#### The data ####
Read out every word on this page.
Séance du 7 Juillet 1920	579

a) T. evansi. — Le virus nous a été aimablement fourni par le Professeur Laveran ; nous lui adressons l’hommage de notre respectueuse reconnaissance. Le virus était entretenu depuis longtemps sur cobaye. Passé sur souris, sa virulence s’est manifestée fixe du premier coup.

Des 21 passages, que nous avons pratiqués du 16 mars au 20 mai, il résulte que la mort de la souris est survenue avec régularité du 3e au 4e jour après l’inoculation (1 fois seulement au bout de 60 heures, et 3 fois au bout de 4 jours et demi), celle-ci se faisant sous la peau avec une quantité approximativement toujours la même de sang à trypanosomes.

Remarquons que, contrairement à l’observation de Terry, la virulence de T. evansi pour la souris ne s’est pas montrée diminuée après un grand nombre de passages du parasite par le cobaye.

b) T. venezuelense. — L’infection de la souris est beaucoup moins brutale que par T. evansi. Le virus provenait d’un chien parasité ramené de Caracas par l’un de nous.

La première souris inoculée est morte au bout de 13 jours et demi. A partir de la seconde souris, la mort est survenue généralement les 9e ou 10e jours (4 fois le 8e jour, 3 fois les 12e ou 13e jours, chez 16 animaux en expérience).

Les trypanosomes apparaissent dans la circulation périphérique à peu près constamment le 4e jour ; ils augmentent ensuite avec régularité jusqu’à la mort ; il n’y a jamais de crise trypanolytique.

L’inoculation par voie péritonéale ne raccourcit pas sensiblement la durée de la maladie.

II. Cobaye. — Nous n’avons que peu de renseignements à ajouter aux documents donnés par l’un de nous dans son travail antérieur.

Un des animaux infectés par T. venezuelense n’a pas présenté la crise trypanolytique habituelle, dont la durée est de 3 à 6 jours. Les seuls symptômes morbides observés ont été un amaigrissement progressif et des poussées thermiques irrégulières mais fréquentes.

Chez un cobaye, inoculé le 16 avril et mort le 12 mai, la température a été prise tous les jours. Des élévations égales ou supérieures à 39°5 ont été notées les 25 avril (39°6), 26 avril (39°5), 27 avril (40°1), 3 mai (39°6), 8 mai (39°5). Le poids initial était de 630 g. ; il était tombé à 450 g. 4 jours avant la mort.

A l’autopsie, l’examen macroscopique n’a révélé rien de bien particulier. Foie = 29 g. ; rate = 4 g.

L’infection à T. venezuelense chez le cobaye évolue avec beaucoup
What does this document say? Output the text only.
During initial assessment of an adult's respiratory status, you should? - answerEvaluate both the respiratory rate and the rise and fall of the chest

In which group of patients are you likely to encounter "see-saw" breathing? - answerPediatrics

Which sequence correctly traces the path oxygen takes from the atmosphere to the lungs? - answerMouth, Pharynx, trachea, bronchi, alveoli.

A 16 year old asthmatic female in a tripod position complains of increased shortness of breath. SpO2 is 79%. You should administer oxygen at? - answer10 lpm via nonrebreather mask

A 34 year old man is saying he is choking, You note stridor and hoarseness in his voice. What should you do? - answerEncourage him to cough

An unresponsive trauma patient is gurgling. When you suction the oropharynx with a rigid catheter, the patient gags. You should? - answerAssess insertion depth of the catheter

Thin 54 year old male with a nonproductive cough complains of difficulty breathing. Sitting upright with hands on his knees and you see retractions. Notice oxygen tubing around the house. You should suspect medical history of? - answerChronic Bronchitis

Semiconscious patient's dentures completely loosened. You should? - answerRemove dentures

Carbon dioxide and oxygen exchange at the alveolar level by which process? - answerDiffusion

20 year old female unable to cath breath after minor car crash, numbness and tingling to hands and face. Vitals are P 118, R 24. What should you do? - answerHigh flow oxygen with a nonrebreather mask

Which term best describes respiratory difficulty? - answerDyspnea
####
> [What is needed]: Could you copy each line of the material that holds "breathing"?

> [Problem solution]:
In which group of patients are you likely to encounter "see-saw" breathing? - answerPediatrics
Thin 54 year old male with a nonproductive cough complains of difficulty breathing. Sitting upright with hands on his knees and you see retractions. Notice oxygen tubing around the house. You should suspect medical history of? - answerChronic Bronchitis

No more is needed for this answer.